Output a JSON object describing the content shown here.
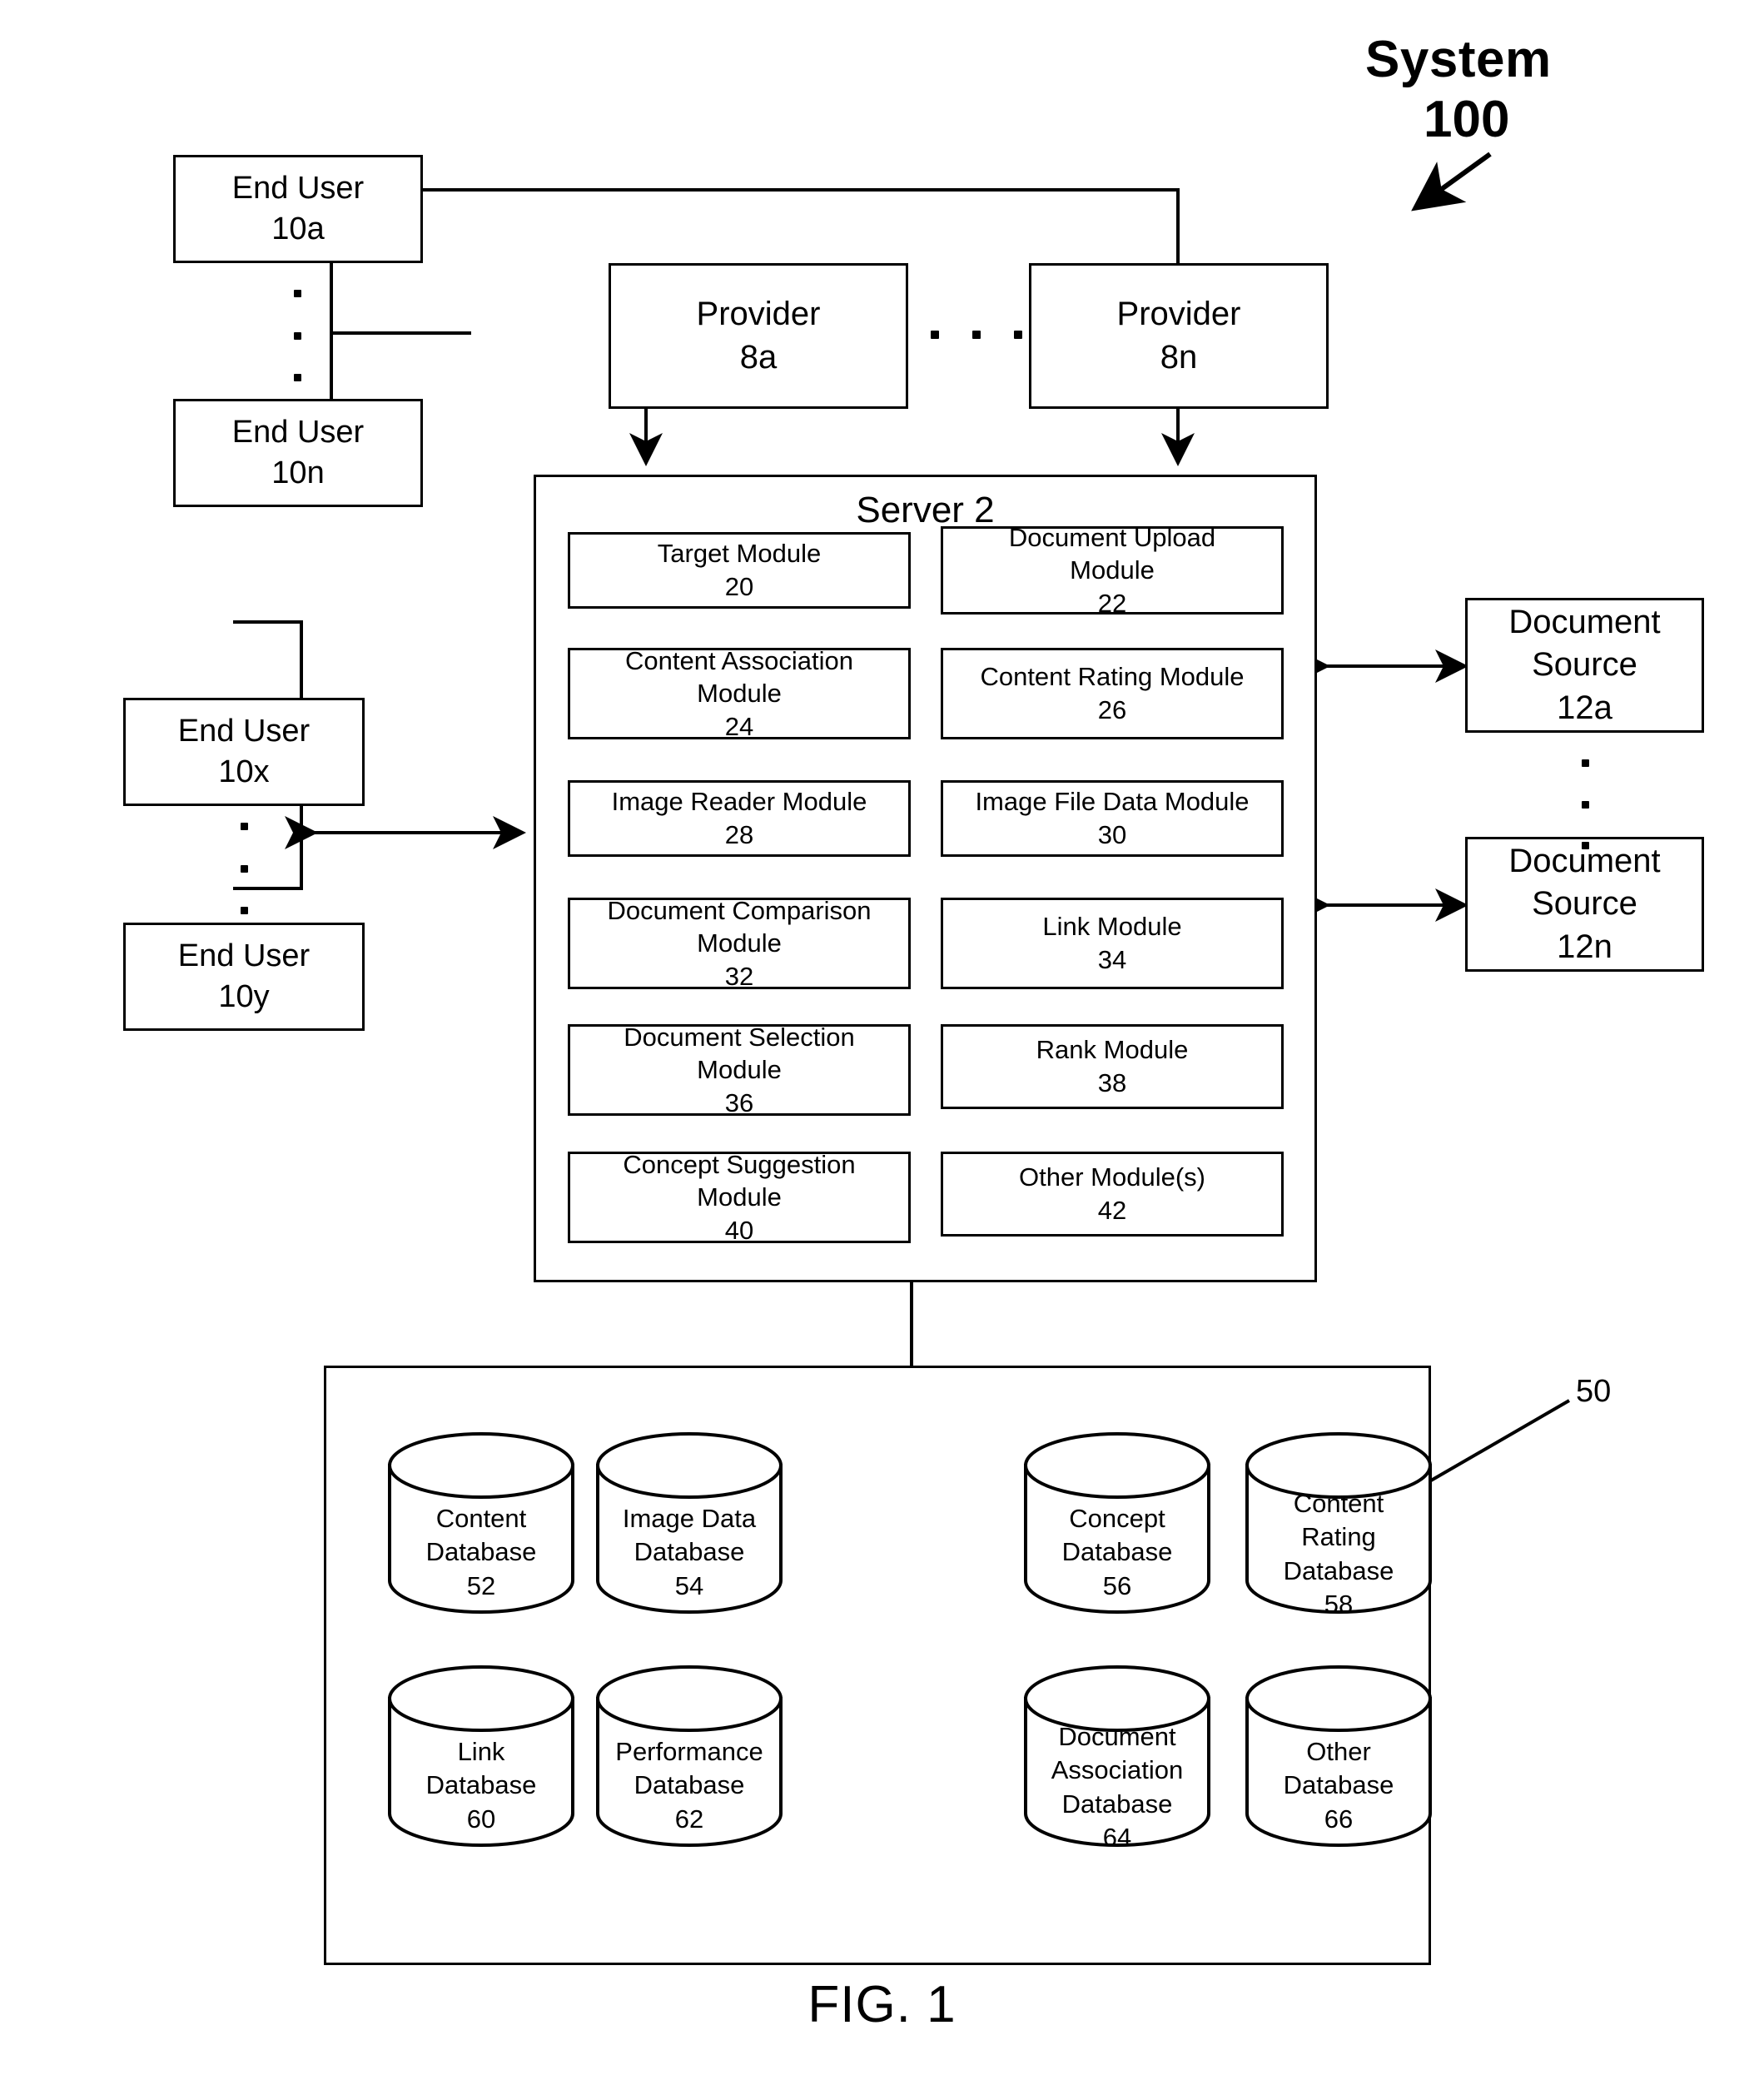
{
  "figure": {
    "caption": "FIG. 1",
    "system_label": "System",
    "system_number": "100",
    "db_group_ref": "50"
  },
  "end_users_top": [
    {
      "name": "End User",
      "ref": "10a"
    },
    {
      "name": "End User",
      "ref": "10n"
    }
  ],
  "end_users_left": [
    {
      "name": "End User",
      "ref": "10x"
    },
    {
      "name": "End User",
      "ref": "10y"
    }
  ],
  "providers": [
    {
      "name": "Provider",
      "ref": "8a"
    },
    {
      "name": "Provider",
      "ref": "8n"
    }
  ],
  "document_sources": [
    {
      "l1": "Document",
      "l2": "Source",
      "ref": "12a"
    },
    {
      "l1": "Document",
      "l2": "Source",
      "ref": "12n"
    }
  ],
  "server": {
    "title": "Server 2",
    "modules_left": [
      {
        "l1": "Target Module",
        "l2": "",
        "ref": "20"
      },
      {
        "l1": "Content Association",
        "l2": "Module",
        "ref": "24"
      },
      {
        "l1": "Image Reader Module",
        "l2": "",
        "ref": "28"
      },
      {
        "l1": "Document Comparison",
        "l2": "Module",
        "ref": "32"
      },
      {
        "l1": "Document Selection",
        "l2": "Module",
        "ref": "36"
      },
      {
        "l1": "Concept Suggestion",
        "l2": "Module",
        "ref": "40"
      }
    ],
    "modules_right": [
      {
        "l1": "Document Upload",
        "l2": "Module",
        "ref": "22"
      },
      {
        "l1": "Content Rating Module",
        "l2": "",
        "ref": "26"
      },
      {
        "l1": "Image File Data Module",
        "l2": "",
        "ref": "30"
      },
      {
        "l1": "Link Module",
        "l2": "",
        "ref": "34"
      },
      {
        "l1": "Rank Module",
        "l2": "",
        "ref": "38"
      },
      {
        "l1": "Other Module(s)",
        "l2": "",
        "ref": "42"
      }
    ]
  },
  "databases_row1": [
    {
      "l1": "Content",
      "l2": "Database",
      "l3": "",
      "ref": "52"
    },
    {
      "l1": "Image Data",
      "l2": "Database",
      "l3": "",
      "ref": "54"
    },
    {
      "l1": "Concept",
      "l2": "Database",
      "l3": "",
      "ref": "56"
    },
    {
      "l1": "Content",
      "l2": "Rating",
      "l3": "Database",
      "ref": "58"
    }
  ],
  "databases_row2": [
    {
      "l1": "Link",
      "l2": "Database",
      "l3": "",
      "ref": "60"
    },
    {
      "l1": "Performance",
      "l2": "Database",
      "l3": "",
      "ref": "62"
    },
    {
      "l1": "Document",
      "l2": "Association",
      "l3": "Database",
      "ref": "64"
    },
    {
      "l1": "Other",
      "l2": "Database",
      "l3": "",
      "ref": "66"
    }
  ],
  "colors": {
    "ink": "#000000",
    "paper": "#ffffff"
  }
}
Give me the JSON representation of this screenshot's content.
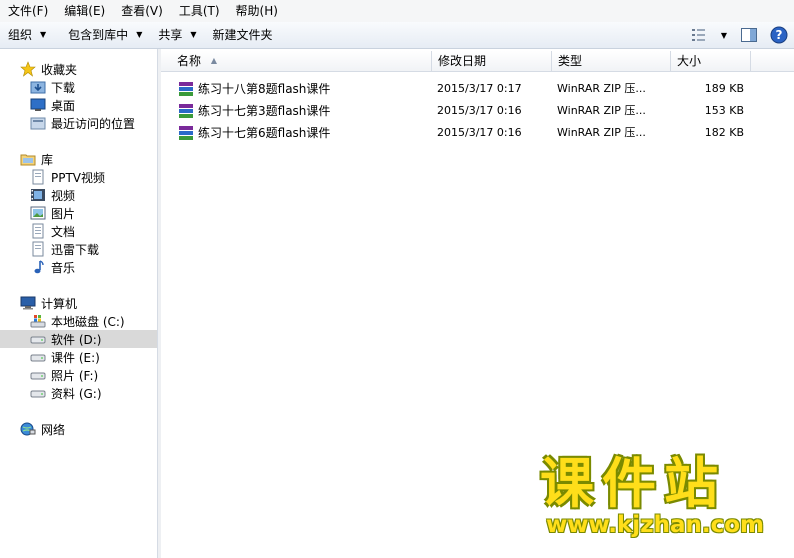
{
  "menubar": [
    {
      "label": "文件(F)"
    },
    {
      "label": "编辑(E)"
    },
    {
      "label": "查看(V)"
    },
    {
      "label": "工具(T)"
    },
    {
      "label": "帮助(H)"
    }
  ],
  "toolbar": {
    "organize": "组织",
    "include_library": "包含到库中",
    "share": "共享",
    "new_folder": "新建文件夹"
  },
  "nav": {
    "favorites": "收藏夹",
    "downloads": "下载",
    "desktop": "桌面",
    "recent": "最近访问的位置",
    "libraries": "库",
    "pptv": "PPTV视频",
    "videos": "视频",
    "pictures": "图片",
    "documents": "文档",
    "xunlei": "迅雷下载",
    "music": "音乐",
    "computer": "计算机",
    "drive_c": "本地磁盘 (C:)",
    "drive_d": "软件 (D:)",
    "drive_e": "课件 (E:)",
    "drive_f": "照片 (F:)",
    "drive_g": "资料 (G:)",
    "network": "网络"
  },
  "columns": {
    "name": "名称",
    "date": "修改日期",
    "type": "类型",
    "size": "大小"
  },
  "files": [
    {
      "name": "练习十八第8题flash课件",
      "date": "2015/3/17 0:17",
      "type": "WinRAR ZIP 压...",
      "size": "189 KB"
    },
    {
      "name": "练习十七第3题flash课件",
      "date": "2015/3/17 0:16",
      "type": "WinRAR ZIP 压...",
      "size": "153 KB"
    },
    {
      "name": "练习十七第6题flash课件",
      "date": "2015/3/17 0:16",
      "type": "WinRAR ZIP 压...",
      "size": "182 KB"
    }
  ],
  "watermark": {
    "text": "课件站",
    "url": "www.kjzhan.com"
  },
  "colors": {
    "selection": "#d9d9d9",
    "watermark": "#ffde1a"
  }
}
= = =
**PROBLEM:**
Set down the records in full and exactly. Do not carry over any image.

**SOLUTION TO THE EXERCISE:**
Output a JSON object describing the content shown here.
{
  "figure": {
    "caption": "FIG. 1",
    "system_label": "System",
    "system_number": "100",
    "db_group_ref": "50"
  },
  "end_users_top": [
    {
      "name": "End User",
      "ref": "10a"
    },
    {
      "name": "End User",
      "ref": "10n"
    }
  ],
  "end_users_left": [
    {
      "name": "End User",
      "ref": "10x"
    },
    {
      "name": "End User",
      "ref": "10y"
    }
  ],
  "providers": [
    {
      "name": "Provider",
      "ref": "8a"
    },
    {
      "name": "Provider",
      "ref": "8n"
    }
  ],
  "document_sources": [
    {
      "l1": "Document",
      "l2": "Source",
      "ref": "12a"
    },
    {
      "l1": "Document",
      "l2": "Source",
      "ref": "12n"
    }
  ],
  "server": {
    "title": "Server 2",
    "modules_left": [
      {
        "l1": "Target Module",
        "l2": "",
        "ref": "20"
      },
      {
        "l1": "Content Association",
        "l2": "Module",
        "ref": "24"
      },
      {
        "l1": "Image Reader Module",
        "l2": "",
        "ref": "28"
      },
      {
        "l1": "Document Comparison",
        "l2": "Module",
        "ref": "32"
      },
      {
        "l1": "Document Selection",
        "l2": "Module",
        "ref": "36"
      },
      {
        "l1": "Concept Suggestion",
        "l2": "Module",
        "ref": "40"
      }
    ],
    "modules_right": [
      {
        "l1": "Document Upload",
        "l2": "Module",
        "ref": "22"
      },
      {
        "l1": "Content Rating Module",
        "l2": "",
        "ref": "26"
      },
      {
        "l1": "Image File Data Module",
        "l2": "",
        "ref": "30"
      },
      {
        "l1": "Link Module",
        "l2": "",
        "ref": "34"
      },
      {
        "l1": "Rank Module",
        "l2": "",
        "ref": "38"
      },
      {
        "l1": "Other Module(s)",
        "l2": "",
        "ref": "42"
      }
    ]
  },
  "databases_row1": [
    {
      "l1": "Content",
      "l2": "Database",
      "l3": "",
      "ref": "52"
    },
    {
      "l1": "Image Data",
      "l2": "Database",
      "l3": "",
      "ref": "54"
    },
    {
      "l1": "Concept",
      "l2": "Database",
      "l3": "",
      "ref": "56"
    },
    {
      "l1": "Content",
      "l2": "Rating",
      "l3": "Database",
      "ref": "58"
    }
  ],
  "databases_row2": [
    {
      "l1": "Link",
      "l2": "Database",
      "l3": "",
      "ref": "60"
    },
    {
      "l1": "Performance",
      "l2": "Database",
      "l3": "",
      "ref": "62"
    },
    {
      "l1": "Document",
      "l2": "Association",
      "l3": "Database",
      "ref": "64"
    },
    {
      "l1": "Other",
      "l2": "Database",
      "l3": "",
      "ref": "66"
    }
  ],
  "colors": {
    "ink": "#000000",
    "paper": "#ffffff"
  }
}
Give me the JSON representation of this screenshot's content.
{
  "menubar": [
    {
      "label": "文件(F)"
    },
    {
      "label": "编辑(E)"
    },
    {
      "label": "查看(V)"
    },
    {
      "label": "工具(T)"
    },
    {
      "label": "帮助(H)"
    }
  ],
  "toolbar": {
    "organize": "组织",
    "include_library": "包含到库中",
    "share": "共享",
    "new_folder": "新建文件夹"
  },
  "nav": {
    "favorites": "收藏夹",
    "downloads": "下载",
    "desktop": "桌面",
    "recent": "最近访问的位置",
    "libraries": "库",
    "pptv": "PPTV视频",
    "videos": "视频",
    "pictures": "图片",
    "documents": "文档",
    "xunlei": "迅雷下载",
    "music": "音乐",
    "computer": "计算机",
    "drive_c": "本地磁盘 (C:)",
    "drive_d": "软件 (D:)",
    "drive_e": "课件 (E:)",
    "drive_f": "照片 (F:)",
    "drive_g": "资料 (G:)",
    "network": "网络"
  },
  "columns": {
    "name": "名称",
    "date": "修改日期",
    "type": "类型",
    "size": "大小"
  },
  "files": [
    {
      "name": "练习十八第8题flash课件",
      "date": "2015/3/17 0:17",
      "type": "WinRAR ZIP 压...",
      "size": "189 KB"
    },
    {
      "name": "练习十七第3题flash课件",
      "date": "2015/3/17 0:16",
      "type": "WinRAR ZIP 压...",
      "size": "153 KB"
    },
    {
      "name": "练习十七第6题flash课件",
      "date": "2015/3/17 0:16",
      "type": "WinRAR ZIP 压...",
      "size": "182 KB"
    }
  ],
  "watermark": {
    "text": "课件站",
    "url": "www.kjzhan.com"
  },
  "colors": {
    "selection": "#d9d9d9",
    "watermark": "#ffde1a"
  }
}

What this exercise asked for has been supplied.